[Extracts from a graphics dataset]

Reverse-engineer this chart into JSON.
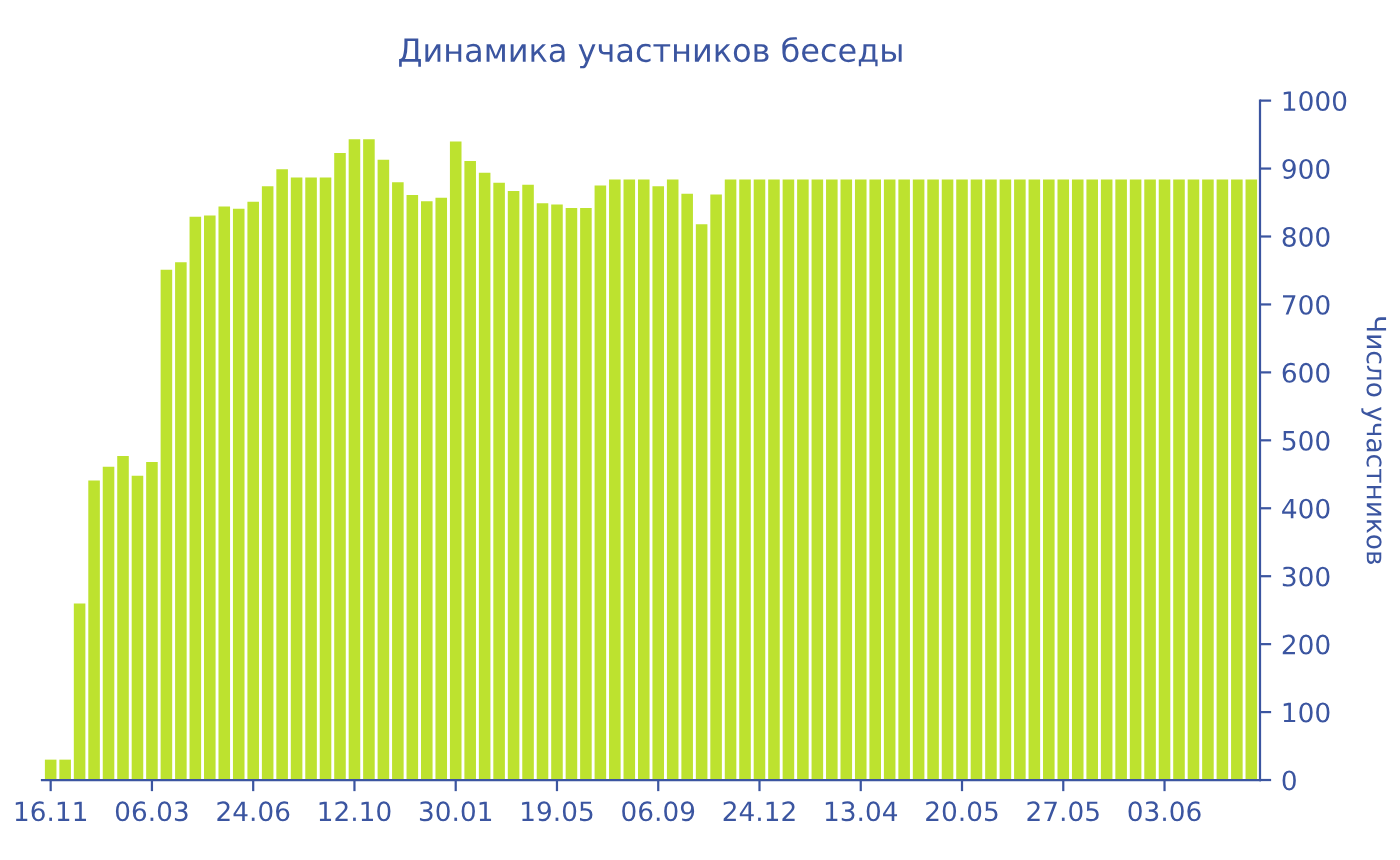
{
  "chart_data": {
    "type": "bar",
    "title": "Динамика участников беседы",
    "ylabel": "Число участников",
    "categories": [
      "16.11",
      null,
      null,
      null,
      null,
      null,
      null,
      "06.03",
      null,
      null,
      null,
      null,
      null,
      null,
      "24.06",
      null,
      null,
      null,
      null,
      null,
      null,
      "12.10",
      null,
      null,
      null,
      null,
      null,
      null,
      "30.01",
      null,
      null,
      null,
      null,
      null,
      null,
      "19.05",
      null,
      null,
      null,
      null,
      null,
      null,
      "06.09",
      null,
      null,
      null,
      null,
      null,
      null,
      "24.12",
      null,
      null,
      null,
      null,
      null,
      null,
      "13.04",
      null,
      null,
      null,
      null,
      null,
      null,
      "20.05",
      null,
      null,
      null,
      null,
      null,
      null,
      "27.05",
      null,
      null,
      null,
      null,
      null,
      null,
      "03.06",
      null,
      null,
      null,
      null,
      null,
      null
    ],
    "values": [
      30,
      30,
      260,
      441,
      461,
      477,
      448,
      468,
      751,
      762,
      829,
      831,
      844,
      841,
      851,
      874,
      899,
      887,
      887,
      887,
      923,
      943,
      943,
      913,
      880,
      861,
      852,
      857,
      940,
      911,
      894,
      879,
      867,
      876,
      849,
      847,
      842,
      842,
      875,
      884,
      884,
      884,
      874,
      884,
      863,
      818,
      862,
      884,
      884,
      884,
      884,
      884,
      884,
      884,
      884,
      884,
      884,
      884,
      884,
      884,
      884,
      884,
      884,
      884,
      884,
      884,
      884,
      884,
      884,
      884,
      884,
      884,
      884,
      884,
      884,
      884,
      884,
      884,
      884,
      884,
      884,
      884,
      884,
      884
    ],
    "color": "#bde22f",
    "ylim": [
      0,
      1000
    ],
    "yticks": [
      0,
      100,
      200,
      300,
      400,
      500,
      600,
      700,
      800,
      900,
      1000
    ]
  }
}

- [What to work on] Scan the material above and determine how many lines include the word "участников"; report only the number.

- [The result] 2